─── Input for this task

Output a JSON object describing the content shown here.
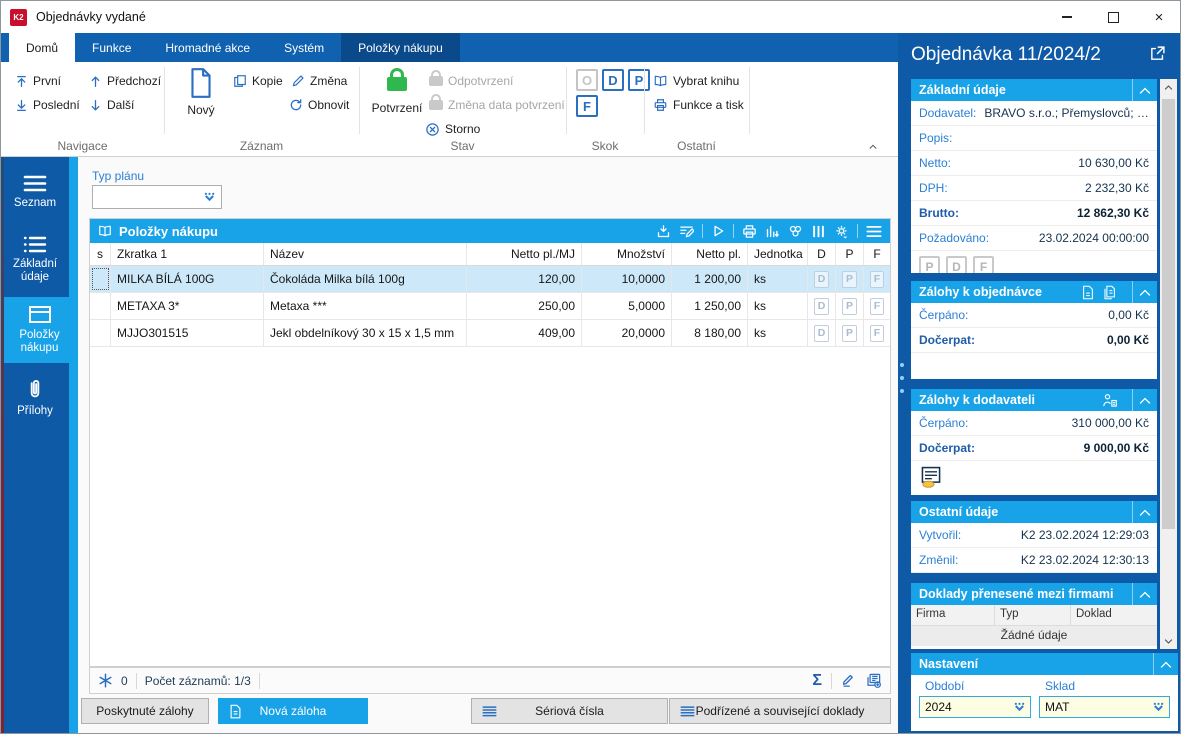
{
  "window": {
    "title": "Objednávky vydané",
    "logo_text": "K2"
  },
  "colors": {
    "accent": "#18a3e8",
    "dark_blue": "#0e5aa7",
    "tabstrip_blue": "#1062b0",
    "contextual_tab": "#0b4a8a",
    "confirm_green": "#2eb84d",
    "row_selection": "#cde9f9",
    "input_yellow": "#fdfde3",
    "logo_red": "#c8102e"
  },
  "icons": {
    "k2-logo": "red square K2",
    "first-icon": "arrow-up-to-bar",
    "last-icon": "arrow-down-to-bar",
    "prev-icon": "arrow-up",
    "next-icon": "arrow-down",
    "new-document-icon": "blank page",
    "copy-icon": "two pages",
    "edit-icon": "pencil",
    "refresh-icon": "circular arrows",
    "confirm-lock-icon": "green lock",
    "unconfirm-lock-icon": "gray lock",
    "cancel-icon": "circled x",
    "book-icon": "open book",
    "print-icon": "printer",
    "menu-icon": "three bars",
    "paperclip-icon": "paperclip",
    "package-icon": "drawer box",
    "dropdown-icon": "dots over chevron",
    "external-link-icon": "box with arrow",
    "chevron-up-icon": "collapse",
    "sum-icon": "sigma",
    "asterisk-icon": "blue snowflake",
    "gear-icon": "settings gear",
    "chart-icon": "bar chart",
    "coin-document-icon": "document with coin",
    "person-document-icon": "person with document"
  },
  "ribbon": {
    "tabs": [
      {
        "label": "Domů"
      },
      {
        "label": "Funkce"
      },
      {
        "label": "Hromadné akce"
      },
      {
        "label": "Systém"
      },
      {
        "label": "Položky nákupu"
      }
    ],
    "navigace": {
      "label": "Navigace",
      "first": "První",
      "last": "Poslední",
      "prev": "Předchozí",
      "next": "Další"
    },
    "zaznam": {
      "label": "Záznam",
      "new": "Nový",
      "copy": "Kopie",
      "change": "Změna",
      "refresh": "Obnovit"
    },
    "stav": {
      "label": "Stav",
      "confirm": "Potvrzení",
      "unconfirm": "Odpotvrzení",
      "change_date": "Změna data potvrzení",
      "cancel": "Storno"
    },
    "skok": {
      "label": "Skok",
      "o": "O",
      "d": "D",
      "p": "P",
      "f": "F"
    },
    "ostatni": {
      "label": "Ostatní",
      "select_book": "Vybrat knihu",
      "func_print": "Funkce a tisk"
    }
  },
  "sidebar": {
    "items": [
      {
        "label": "Seznam"
      },
      {
        "label": "Základní údaje"
      },
      {
        "label": "Položky nákupu"
      },
      {
        "label": "Přílohy"
      }
    ]
  },
  "content": {
    "plan_filter_label": "Typ plánu",
    "plan_filter_value": "",
    "grid_title": "Položky nákupu",
    "columns": {
      "s": "s",
      "zkratka": "Zkratka 1",
      "nazev": "Název",
      "netto_mj": "Netto pl./MJ",
      "mnozstvi": "Množství",
      "netto": "Netto pl.",
      "jednotka": "Jednotka",
      "d": "D",
      "p": "P",
      "f": "F"
    },
    "rows": [
      {
        "zkratka": "MILKA BÍLÁ 100G",
        "nazev": "Čokoláda Milka bílá 100g",
        "netto_mj": "120,00",
        "mnozstvi": "10,0000",
        "netto": "1 200,00",
        "jednotka": "ks",
        "d": "D",
        "p": "P",
        "f": "F"
      },
      {
        "zkratka": "METAXA 3*",
        "nazev": "Metaxa ***",
        "netto_mj": "250,00",
        "mnozstvi": "5,0000",
        "netto": "1 250,00",
        "jednotka": "ks",
        "d": "D",
        "p": "P",
        "f": "F"
      },
      {
        "zkratka": "MJJO301515",
        "nazev": "Jekl obdelníkový 30 x 15 x 1,5 mm",
        "netto_mj": "409,00",
        "mnozstvi": "20,0000",
        "netto": "8 180,00",
        "jednotka": "ks",
        "d": "D",
        "p": "P",
        "f": "F"
      }
    ],
    "status": {
      "flag_count": "0",
      "records": "Počet záznamů: 1/3",
      "sum_symbol": "Σ"
    },
    "footer_buttons": {
      "provided": "Poskytnuté zálohy",
      "new_deposit": "Nová záloha",
      "serial": "Sériová čísla",
      "subordinate": "Podřízené a související doklady"
    }
  },
  "panel": {
    "title": "Objednávka 11/2024/2",
    "zakladni": {
      "title": "Základní údaje",
      "rows": [
        {
          "label": "Dodavatel:",
          "value": "BRAVO s.r.o.; Přemyslovců; Ost..."
        },
        {
          "label": "Popis:",
          "value": ""
        },
        {
          "label": "Netto:",
          "value": "10 630,00 Kč"
        },
        {
          "label": "DPH:",
          "value": "2 232,30 Kč"
        },
        {
          "label": "Brutto:",
          "value": "12 862,30 Kč"
        },
        {
          "label": "Požadováno:",
          "value": "23.02.2024 00:00:00"
        }
      ],
      "badges": [
        "P",
        "D",
        "F"
      ]
    },
    "zalohy_obj": {
      "title": "Zálohy k objednávce",
      "rows": [
        {
          "label": "Čerpáno:",
          "value": "0,00 Kč"
        },
        {
          "label": "Dočerpat:",
          "value": "0,00 Kč"
        }
      ]
    },
    "zalohy_dod": {
      "title": "Zálohy k dodavateli",
      "rows": [
        {
          "label": "Čerpáno:",
          "value": "310 000,00 Kč"
        },
        {
          "label": "Dočerpat:",
          "value": "9 000,00 Kč"
        }
      ]
    },
    "ostatni_udaje": {
      "title": "Ostatní údaje",
      "rows": [
        {
          "label": "Vytvořil:",
          "value": "K2 23.02.2024 12:29:03"
        },
        {
          "label": "Změnil:",
          "value": "K2 23.02.2024 12:30:13"
        }
      ]
    },
    "doklady": {
      "title": "Doklady přenesené mezi firmami",
      "columns": [
        "Firma",
        "Typ",
        "Doklad"
      ],
      "empty": "Žádné údaje"
    },
    "nastaveni": {
      "title": "Nastavení",
      "obdobi_label": "Období",
      "obdobi_value": "2024",
      "sklad_label": "Sklad",
      "sklad_value": "MAT"
    }
  }
}
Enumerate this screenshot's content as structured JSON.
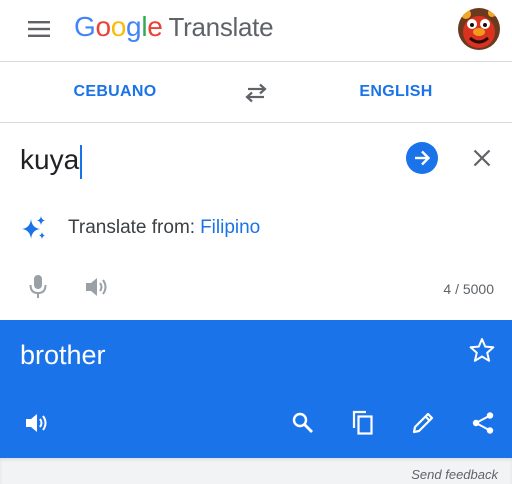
{
  "app": {
    "logo_letters": [
      "G",
      "o",
      "o",
      "g",
      "l",
      "e"
    ],
    "logo_colors": [
      "#4285F4",
      "#EA4335",
      "#FBBC05",
      "#4285F4",
      "#34A853",
      "#EA4335"
    ],
    "product_name": "Translate"
  },
  "languages": {
    "source": "CEBUANO",
    "target": "ENGLISH"
  },
  "input": {
    "text": "kuya",
    "detect_label": "Translate from:",
    "detect_language": "Filipino",
    "char_count": "4 / 5000"
  },
  "output": {
    "text": "brother"
  },
  "footer": {
    "feedback": "Send feedback"
  },
  "colors": {
    "accent": "#1a73e8",
    "icon_grey": "#5f6368",
    "icon_light_grey": "#9aa0a6"
  },
  "icons": {
    "menu": "menu-icon",
    "swap": "swap-icon",
    "go": "arrow-forward-icon",
    "clear": "close-icon",
    "sparkle": "sparkle-icon",
    "mic": "microphone-icon",
    "speaker": "speaker-icon",
    "star": "star-icon",
    "search": "search-icon",
    "copy": "copy-icon",
    "edit": "pencil-icon",
    "share": "share-icon"
  }
}
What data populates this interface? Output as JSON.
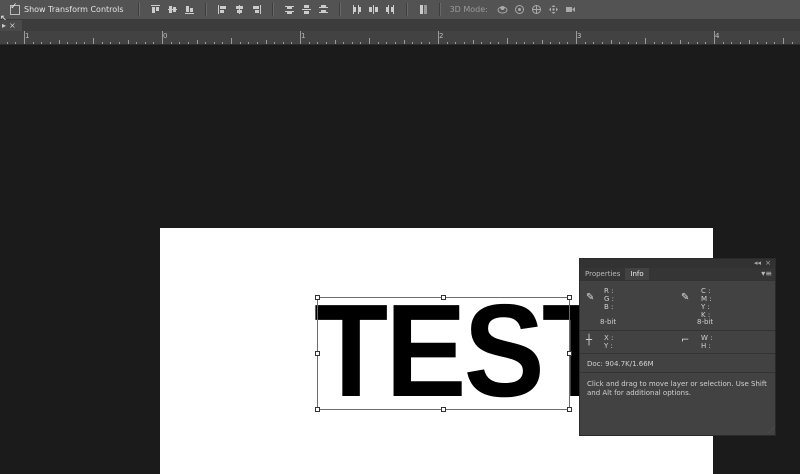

──────

● Exercise prompt: List the lines that contain the word "Změna".

● Result of the exercise:
      "change": "Změna",
      "change_date": "Změna data potvrzení",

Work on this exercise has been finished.